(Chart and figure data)
╔══
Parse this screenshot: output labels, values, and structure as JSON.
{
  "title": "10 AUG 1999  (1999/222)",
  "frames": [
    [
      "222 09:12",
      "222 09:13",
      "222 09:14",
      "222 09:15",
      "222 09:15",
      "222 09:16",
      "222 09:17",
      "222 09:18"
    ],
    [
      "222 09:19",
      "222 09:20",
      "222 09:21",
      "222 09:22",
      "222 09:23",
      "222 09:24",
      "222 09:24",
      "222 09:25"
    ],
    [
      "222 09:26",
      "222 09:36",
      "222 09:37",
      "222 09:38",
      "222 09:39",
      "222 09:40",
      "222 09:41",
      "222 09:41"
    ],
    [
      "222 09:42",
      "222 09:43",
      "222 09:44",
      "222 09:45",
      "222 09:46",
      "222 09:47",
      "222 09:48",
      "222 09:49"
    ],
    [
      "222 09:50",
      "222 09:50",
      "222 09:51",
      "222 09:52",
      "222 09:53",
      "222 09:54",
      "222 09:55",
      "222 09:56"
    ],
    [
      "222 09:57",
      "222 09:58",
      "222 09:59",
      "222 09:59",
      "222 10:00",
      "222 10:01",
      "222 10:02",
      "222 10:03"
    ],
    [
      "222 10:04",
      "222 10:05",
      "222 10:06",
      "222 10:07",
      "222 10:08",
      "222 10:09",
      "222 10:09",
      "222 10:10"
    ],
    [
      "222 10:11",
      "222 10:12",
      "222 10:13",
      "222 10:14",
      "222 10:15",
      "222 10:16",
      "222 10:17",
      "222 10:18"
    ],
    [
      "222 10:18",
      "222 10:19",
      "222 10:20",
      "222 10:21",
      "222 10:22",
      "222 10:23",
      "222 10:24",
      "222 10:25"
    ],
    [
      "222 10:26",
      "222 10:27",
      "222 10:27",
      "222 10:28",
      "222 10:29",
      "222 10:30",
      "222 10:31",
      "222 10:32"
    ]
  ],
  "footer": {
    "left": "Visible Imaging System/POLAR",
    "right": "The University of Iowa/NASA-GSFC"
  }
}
╚══
## GIVEN REQUEST
All entries must be repeated verbatim.

## SOLUTION TO THE EXERCISE
Parse this screenshot: output labels, values, and structure as JSON.
{
  "title": "10 AUG 1999  (1999/222)",
  "frames": [
    [
      "222 09:12",
      "222 09:13",
      "222 09:14",
      "222 09:15",
      "222 09:15",
      "222 09:16",
      "222 09:17",
      "222 09:18"
    ],
    [
      "222 09:19",
      "222 09:20",
      "222 09:21",
      "222 09:22",
      "222 09:23",
      "222 09:24",
      "222 09:24",
      "222 09:25"
    ],
    [
      "222 09:26",
      "222 09:36",
      "222 09:37",
      "222 09:38",
      "222 09:39",
      "222 09:40",
      "222 09:41",
      "222 09:41"
    ],
    [
      "222 09:42",
      "222 09:43",
      "222 09:44",
      "222 09:45",
      "222 09:46",
      "222 09:47",
      "222 09:48",
      "222 09:49"
    ],
    [
      "222 09:50",
      "222 09:50",
      "222 09:51",
      "222 09:52",
      "222 09:53",
      "222 09:54",
      "222 09:55",
      "222 09:56"
    ],
    [
      "222 09:57",
      "222 09:58",
      "222 09:59",
      "222 09:59",
      "222 10:00",
      "222 10:01",
      "222 10:02",
      "222 10:03"
    ],
    [
      "222 10:04",
      "222 10:05",
      "222 10:06",
      "222 10:07",
      "222 10:08",
      "222 10:09",
      "222 10:09",
      "222 10:10"
    ],
    [
      "222 10:11",
      "222 10:12",
      "222 10:13",
      "222 10:14",
      "222 10:15",
      "222 10:16",
      "222 10:17",
      "222 10:18"
    ],
    [
      "222 10:18",
      "222 10:19",
      "222 10:20",
      "222 10:21",
      "222 10:22",
      "222 10:23",
      "222 10:24",
      "222 10:25"
    ],
    [
      "222 10:26",
      "222 10:27",
      "222 10:27",
      "222 10:28",
      "222 10:29",
      "222 10:30",
      "222 10:31",
      "222 10:32"
    ]
  ],
  "footer": {
    "left": "Visible Imaging System/POLAR",
    "right": "The University of Iowa/NASA-GSFC"
  }
}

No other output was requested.